## Provided text
********

Chapter One, verse one of the Gospel of Mark: The beginning of the good news of Jesus Christ the Son of God.  It rings out like a starter’s pistol and we are off and running.  It’s not unlike the department store doors that swing open at 5 am on Black Friday, the great shopping day after Thanksgiving.  It’s called “Black Friday,” I just learned, because on that one day people buy so much that store accounts are put in “the black,” rather than “the red.” 

Did you all hear, in fact, about the 34 year old maintenance worker who was trampled to death the day after Thanksgiving this year? Something like 2,000 shoppers apparently couldn’t even wait for the doors to open.  They broke through the glass doors at a Wal-Mart store on Long Island, NY.  The Advent hymn, “Fling Wide the Door, Unbar the Gate” takes on all kinds of new meaning now I’m afraid.   The sales known as “door busters” have now become “life busters” – literally.

********

## Goals
**1)** Answer these questions about the sermon excerpt:
(a) What reason does it give for the name "Black Friday"?
(b) How old was the maintenance worker who was trampled to death?
(c) At what store, and where, did shoppers break through the glass doors?
**2)** Write what comes next in the sermon excerpt, picking up after its last sentence.
The listing plays no part in what is asked here.

## Entries
********

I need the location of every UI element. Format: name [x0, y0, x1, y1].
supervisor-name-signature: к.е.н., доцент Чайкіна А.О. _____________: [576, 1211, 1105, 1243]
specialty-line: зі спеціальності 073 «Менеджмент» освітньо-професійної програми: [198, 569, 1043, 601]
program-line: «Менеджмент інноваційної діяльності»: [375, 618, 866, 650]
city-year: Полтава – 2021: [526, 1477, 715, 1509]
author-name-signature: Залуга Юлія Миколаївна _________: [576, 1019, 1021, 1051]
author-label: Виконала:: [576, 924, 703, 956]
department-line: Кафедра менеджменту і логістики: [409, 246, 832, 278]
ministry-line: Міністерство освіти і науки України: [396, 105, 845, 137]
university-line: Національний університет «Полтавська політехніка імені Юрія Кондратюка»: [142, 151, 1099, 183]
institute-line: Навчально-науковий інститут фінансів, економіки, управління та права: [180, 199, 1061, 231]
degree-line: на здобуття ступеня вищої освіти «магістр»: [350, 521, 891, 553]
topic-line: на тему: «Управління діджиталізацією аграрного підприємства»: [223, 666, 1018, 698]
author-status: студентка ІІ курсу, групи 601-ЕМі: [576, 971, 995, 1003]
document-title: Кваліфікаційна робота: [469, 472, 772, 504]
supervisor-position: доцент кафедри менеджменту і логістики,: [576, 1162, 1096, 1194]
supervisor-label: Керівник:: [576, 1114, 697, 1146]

********

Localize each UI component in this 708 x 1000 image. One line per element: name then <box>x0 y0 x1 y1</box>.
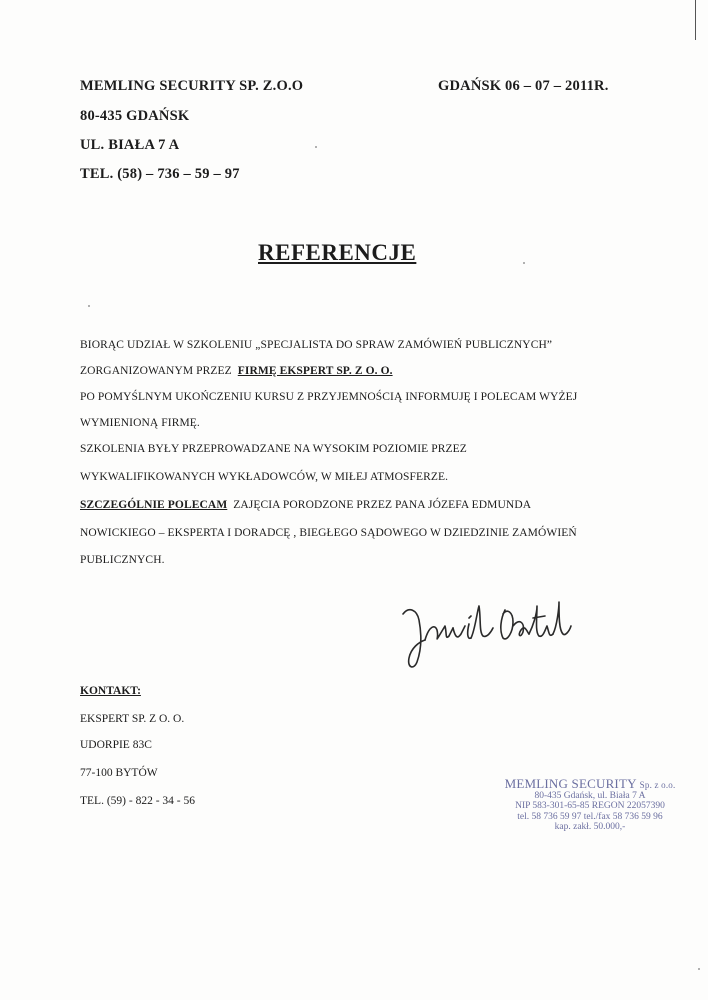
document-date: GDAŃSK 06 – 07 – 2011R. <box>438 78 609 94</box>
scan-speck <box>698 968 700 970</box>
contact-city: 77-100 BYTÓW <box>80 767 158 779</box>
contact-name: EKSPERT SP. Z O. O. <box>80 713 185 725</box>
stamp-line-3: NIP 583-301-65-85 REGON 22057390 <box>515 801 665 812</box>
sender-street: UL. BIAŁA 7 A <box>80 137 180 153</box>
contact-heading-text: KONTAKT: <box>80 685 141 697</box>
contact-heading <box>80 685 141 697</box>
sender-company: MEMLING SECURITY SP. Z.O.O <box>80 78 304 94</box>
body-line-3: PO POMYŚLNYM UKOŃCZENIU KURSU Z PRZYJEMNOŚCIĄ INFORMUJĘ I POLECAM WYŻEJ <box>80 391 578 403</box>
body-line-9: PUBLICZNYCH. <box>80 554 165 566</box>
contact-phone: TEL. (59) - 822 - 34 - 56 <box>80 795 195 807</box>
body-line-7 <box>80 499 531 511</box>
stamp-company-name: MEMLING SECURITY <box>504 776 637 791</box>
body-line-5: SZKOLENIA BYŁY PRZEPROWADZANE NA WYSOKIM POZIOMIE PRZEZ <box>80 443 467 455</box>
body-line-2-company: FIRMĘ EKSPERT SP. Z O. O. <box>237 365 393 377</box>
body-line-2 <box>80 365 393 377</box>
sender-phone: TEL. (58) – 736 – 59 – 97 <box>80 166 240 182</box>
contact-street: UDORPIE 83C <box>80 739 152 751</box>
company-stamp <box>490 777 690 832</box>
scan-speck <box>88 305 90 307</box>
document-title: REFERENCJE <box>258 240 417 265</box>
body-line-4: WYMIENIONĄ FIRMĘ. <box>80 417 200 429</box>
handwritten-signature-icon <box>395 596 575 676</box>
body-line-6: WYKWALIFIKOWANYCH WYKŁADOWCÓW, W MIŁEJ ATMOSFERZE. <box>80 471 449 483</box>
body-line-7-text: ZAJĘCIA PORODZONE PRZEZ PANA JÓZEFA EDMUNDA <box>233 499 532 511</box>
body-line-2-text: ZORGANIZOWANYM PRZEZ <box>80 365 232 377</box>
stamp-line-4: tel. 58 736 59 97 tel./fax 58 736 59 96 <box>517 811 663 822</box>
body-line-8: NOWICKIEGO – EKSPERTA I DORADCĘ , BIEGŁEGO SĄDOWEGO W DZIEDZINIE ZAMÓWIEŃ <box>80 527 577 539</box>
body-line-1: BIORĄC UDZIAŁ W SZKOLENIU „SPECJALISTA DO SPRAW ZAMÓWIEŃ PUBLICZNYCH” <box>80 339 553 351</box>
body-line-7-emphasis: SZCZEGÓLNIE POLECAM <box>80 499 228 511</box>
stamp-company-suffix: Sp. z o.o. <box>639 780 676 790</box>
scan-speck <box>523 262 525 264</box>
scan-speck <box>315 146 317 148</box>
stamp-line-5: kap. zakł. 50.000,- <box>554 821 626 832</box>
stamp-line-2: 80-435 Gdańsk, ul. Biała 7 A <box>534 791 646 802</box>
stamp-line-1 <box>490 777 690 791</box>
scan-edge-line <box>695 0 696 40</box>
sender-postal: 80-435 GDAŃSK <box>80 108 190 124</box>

********

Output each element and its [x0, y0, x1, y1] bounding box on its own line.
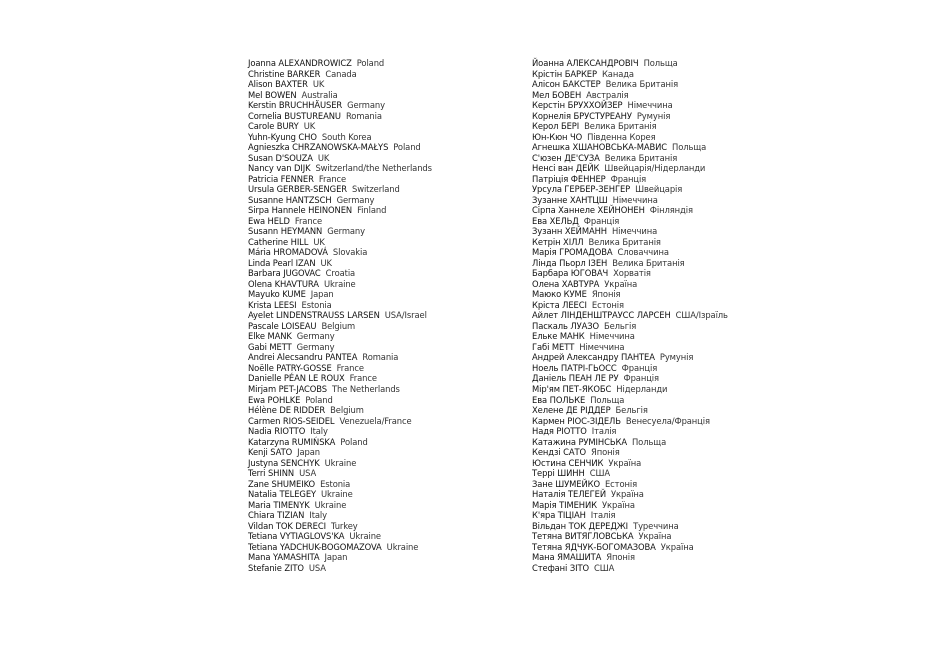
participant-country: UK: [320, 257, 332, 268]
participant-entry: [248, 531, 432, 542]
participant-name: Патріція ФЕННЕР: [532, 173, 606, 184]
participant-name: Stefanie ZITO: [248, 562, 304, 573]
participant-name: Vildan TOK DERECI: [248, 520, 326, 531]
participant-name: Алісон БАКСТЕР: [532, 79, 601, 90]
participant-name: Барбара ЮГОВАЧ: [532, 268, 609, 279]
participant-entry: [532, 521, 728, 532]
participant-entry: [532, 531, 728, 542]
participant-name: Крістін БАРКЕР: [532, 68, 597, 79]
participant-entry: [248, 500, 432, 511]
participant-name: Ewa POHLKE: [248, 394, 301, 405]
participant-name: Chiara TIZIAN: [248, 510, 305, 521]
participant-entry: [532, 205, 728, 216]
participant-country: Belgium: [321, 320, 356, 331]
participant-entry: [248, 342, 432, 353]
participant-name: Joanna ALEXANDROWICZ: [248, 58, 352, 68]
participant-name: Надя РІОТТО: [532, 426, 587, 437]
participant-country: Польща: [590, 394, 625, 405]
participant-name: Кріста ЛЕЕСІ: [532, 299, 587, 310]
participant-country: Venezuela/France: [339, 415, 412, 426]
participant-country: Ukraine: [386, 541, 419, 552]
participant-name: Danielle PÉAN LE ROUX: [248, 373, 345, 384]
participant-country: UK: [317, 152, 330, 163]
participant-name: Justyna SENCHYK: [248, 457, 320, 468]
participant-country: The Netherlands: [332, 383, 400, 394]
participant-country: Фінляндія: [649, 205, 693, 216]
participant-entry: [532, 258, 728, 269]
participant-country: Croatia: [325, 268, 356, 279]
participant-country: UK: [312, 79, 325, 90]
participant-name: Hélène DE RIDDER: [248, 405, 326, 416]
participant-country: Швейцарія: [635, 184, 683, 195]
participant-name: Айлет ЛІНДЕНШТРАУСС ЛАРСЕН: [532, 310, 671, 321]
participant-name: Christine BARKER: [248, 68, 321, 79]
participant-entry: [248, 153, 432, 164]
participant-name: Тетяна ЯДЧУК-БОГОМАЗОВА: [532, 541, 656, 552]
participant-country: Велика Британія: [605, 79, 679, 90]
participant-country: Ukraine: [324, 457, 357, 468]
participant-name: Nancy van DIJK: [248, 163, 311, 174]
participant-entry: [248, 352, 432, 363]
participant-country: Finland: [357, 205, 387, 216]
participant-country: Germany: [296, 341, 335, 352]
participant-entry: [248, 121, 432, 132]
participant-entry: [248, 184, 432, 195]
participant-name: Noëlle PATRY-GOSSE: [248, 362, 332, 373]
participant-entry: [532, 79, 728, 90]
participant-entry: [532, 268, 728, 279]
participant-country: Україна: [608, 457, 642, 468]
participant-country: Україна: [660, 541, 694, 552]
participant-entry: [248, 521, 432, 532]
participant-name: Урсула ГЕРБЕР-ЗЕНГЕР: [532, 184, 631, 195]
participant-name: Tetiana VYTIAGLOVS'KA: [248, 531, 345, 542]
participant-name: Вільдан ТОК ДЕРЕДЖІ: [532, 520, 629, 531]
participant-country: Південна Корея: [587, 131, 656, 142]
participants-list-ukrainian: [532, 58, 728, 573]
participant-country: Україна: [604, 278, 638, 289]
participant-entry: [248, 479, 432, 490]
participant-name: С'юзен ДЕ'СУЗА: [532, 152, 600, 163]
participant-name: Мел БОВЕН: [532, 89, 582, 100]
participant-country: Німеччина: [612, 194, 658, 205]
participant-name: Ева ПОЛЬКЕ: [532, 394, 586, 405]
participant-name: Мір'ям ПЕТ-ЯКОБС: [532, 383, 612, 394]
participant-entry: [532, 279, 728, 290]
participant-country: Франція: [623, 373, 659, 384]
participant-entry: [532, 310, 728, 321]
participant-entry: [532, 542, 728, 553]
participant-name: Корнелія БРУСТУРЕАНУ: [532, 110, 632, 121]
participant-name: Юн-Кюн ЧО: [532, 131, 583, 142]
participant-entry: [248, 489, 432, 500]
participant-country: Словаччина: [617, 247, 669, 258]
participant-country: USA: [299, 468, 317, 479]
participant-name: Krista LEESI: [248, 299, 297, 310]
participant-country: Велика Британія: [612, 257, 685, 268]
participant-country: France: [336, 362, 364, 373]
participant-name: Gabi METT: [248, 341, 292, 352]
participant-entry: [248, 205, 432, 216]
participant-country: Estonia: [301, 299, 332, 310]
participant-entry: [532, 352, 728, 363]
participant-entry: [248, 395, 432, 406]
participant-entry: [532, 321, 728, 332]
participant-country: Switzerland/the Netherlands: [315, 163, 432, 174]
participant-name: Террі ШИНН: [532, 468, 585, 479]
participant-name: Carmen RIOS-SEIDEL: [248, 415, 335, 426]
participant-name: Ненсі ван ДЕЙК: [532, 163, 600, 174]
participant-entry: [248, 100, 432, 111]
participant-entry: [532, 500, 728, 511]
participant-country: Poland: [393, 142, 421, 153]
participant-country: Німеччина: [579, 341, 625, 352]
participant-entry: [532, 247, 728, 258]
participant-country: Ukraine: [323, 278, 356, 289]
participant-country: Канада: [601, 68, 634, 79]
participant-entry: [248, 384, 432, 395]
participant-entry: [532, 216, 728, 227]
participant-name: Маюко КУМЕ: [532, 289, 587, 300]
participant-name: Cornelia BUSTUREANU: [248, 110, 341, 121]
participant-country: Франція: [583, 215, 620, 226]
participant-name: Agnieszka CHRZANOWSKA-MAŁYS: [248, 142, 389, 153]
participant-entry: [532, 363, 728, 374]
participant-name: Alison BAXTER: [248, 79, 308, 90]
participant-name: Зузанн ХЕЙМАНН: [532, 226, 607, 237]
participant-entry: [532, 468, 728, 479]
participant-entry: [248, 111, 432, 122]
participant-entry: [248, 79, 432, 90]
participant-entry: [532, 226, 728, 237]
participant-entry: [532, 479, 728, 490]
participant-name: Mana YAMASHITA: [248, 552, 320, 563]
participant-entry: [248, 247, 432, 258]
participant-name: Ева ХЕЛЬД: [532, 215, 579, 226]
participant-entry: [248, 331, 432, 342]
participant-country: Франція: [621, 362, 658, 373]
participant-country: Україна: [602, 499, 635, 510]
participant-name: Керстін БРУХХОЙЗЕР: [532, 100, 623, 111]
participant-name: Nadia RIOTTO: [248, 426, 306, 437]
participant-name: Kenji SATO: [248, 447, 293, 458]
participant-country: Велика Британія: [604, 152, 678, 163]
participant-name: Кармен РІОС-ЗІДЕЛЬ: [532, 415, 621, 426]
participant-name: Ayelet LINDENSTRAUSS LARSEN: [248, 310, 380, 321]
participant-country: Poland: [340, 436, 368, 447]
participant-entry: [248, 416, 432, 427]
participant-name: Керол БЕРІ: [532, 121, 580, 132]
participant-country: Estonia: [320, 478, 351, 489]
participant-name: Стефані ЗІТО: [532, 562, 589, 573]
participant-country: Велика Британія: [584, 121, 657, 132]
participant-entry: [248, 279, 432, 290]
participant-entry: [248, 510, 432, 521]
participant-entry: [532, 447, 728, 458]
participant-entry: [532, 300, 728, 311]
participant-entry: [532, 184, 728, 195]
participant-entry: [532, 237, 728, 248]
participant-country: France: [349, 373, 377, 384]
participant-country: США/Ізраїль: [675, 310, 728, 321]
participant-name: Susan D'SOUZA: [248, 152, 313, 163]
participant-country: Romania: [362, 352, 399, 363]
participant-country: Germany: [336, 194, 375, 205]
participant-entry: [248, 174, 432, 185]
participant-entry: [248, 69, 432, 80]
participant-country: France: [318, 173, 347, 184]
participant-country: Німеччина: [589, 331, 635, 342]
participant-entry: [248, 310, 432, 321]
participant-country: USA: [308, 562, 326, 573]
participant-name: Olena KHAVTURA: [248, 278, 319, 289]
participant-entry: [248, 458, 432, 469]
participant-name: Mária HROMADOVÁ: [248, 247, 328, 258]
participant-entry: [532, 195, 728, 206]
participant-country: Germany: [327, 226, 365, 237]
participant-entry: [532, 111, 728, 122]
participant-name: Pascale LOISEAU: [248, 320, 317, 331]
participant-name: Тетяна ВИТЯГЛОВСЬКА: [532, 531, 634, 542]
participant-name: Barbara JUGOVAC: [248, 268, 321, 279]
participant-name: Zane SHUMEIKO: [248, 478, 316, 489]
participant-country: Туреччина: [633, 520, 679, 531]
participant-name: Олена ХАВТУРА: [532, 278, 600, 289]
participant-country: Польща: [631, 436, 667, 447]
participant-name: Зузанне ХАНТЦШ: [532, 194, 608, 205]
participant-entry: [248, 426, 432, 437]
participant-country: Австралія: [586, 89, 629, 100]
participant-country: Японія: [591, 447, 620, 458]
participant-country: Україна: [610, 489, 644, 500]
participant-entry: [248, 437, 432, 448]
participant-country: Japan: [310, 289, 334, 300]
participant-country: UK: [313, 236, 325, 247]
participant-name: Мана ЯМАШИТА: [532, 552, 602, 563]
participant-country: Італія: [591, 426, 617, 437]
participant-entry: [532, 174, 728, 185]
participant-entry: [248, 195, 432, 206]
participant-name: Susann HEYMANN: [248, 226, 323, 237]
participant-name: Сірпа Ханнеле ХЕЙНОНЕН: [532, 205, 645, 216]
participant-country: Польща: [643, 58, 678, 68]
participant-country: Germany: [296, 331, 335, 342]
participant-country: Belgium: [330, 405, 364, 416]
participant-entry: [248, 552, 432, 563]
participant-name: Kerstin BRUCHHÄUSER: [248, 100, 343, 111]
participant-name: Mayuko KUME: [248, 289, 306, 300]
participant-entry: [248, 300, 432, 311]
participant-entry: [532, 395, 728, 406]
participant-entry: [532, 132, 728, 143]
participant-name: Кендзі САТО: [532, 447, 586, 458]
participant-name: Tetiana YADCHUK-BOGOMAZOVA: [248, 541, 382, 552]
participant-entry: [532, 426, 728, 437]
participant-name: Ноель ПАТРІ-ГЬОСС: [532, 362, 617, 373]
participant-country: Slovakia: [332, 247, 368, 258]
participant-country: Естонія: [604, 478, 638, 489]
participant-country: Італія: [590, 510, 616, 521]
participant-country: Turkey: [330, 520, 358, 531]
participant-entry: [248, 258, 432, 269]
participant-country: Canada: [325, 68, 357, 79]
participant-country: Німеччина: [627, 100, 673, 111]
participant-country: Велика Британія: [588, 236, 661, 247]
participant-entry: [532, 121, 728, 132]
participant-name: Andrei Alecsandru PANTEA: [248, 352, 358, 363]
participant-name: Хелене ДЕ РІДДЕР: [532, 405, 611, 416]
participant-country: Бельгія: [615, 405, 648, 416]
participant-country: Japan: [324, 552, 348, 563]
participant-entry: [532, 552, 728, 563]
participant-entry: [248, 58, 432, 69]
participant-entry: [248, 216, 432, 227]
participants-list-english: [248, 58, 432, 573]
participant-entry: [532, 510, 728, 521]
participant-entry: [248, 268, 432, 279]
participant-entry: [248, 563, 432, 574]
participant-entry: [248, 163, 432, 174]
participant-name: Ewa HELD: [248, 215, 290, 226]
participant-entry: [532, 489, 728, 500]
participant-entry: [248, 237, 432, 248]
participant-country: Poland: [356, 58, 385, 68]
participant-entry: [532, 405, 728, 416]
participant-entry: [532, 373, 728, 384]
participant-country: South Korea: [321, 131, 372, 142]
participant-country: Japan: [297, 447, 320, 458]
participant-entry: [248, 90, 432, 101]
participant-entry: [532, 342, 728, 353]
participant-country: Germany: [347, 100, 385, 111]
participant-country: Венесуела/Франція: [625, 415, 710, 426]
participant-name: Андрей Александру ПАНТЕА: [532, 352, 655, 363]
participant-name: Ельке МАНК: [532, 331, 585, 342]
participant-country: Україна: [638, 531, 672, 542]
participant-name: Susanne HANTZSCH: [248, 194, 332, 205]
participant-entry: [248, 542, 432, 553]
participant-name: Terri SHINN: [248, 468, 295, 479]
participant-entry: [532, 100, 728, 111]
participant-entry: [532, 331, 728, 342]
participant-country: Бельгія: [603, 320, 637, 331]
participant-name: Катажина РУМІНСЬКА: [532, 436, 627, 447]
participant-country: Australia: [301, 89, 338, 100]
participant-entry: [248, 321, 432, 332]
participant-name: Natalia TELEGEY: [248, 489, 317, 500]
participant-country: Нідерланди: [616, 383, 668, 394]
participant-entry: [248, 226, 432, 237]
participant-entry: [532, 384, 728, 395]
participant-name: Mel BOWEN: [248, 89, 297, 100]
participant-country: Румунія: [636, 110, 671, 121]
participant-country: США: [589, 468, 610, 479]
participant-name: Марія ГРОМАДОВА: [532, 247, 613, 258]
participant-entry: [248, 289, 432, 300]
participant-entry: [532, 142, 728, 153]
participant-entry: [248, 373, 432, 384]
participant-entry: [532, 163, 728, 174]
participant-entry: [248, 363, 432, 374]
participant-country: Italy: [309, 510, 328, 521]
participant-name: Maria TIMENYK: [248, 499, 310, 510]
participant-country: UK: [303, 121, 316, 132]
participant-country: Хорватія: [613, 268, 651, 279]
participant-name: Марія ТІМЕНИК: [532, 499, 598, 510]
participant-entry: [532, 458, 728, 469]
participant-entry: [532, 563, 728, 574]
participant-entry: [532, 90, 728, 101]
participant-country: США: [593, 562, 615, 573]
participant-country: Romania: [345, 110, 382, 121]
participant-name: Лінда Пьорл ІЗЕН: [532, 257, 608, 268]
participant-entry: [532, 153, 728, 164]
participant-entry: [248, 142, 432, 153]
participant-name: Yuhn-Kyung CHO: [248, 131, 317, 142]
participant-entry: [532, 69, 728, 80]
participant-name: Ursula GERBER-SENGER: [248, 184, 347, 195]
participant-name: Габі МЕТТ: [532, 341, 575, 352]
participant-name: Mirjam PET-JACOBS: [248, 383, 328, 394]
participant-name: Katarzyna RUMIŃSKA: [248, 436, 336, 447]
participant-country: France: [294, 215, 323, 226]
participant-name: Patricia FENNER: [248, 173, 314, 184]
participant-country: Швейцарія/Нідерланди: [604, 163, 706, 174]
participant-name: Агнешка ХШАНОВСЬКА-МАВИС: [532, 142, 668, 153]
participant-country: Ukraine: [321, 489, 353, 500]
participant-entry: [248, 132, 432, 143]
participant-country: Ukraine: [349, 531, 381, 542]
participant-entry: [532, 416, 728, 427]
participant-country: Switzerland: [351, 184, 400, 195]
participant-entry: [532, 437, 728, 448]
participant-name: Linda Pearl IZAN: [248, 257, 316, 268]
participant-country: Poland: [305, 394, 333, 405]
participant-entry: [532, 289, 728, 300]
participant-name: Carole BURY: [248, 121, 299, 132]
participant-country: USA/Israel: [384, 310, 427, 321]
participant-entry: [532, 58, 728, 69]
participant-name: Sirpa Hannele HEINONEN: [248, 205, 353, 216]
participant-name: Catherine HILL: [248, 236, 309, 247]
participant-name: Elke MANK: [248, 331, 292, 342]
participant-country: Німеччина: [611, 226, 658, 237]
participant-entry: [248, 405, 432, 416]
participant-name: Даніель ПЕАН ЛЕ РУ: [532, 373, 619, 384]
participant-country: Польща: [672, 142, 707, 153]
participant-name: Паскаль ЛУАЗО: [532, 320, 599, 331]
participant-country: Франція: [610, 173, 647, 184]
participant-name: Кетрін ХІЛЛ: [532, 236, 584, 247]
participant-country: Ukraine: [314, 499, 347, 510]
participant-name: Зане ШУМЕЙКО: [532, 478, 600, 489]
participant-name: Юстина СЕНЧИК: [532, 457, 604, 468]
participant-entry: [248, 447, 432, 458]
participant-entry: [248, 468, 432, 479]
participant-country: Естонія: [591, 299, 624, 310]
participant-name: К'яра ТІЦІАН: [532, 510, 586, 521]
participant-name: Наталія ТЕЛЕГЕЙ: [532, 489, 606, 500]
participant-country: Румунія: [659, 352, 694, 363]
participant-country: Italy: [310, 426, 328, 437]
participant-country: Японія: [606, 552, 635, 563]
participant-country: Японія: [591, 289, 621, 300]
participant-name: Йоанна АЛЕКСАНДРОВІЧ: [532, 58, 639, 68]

********

## Expected results
**1)**
(a) On that one day people buy so much that store accounts are put in "the black" rather than "the red."
(b) He was 34 years old.
(c) At a Wal-Mart store on Long Island, NY.

**2)**
If John the Baptist seems disgusting and outrageous with his camel’s hair coat and breakfast of locusts during Advent, this incident makes his voice crying in the wilderness sound like children singing “Away in a Manger.”  I was so disgusted over this Black Friday death that I penned this tongue in cheek version of “Onward Christian Soldiers:” 

Onward Christian shoppers trampling as in war  With the birth of Jesus our excuse for more

Sales and longer hours coax us to the stores   Ads say this stuff makes us happy, so let’s storm the doors!

Onward Christian shoppers trampling as in war With the birth of Jesus our excuse for more!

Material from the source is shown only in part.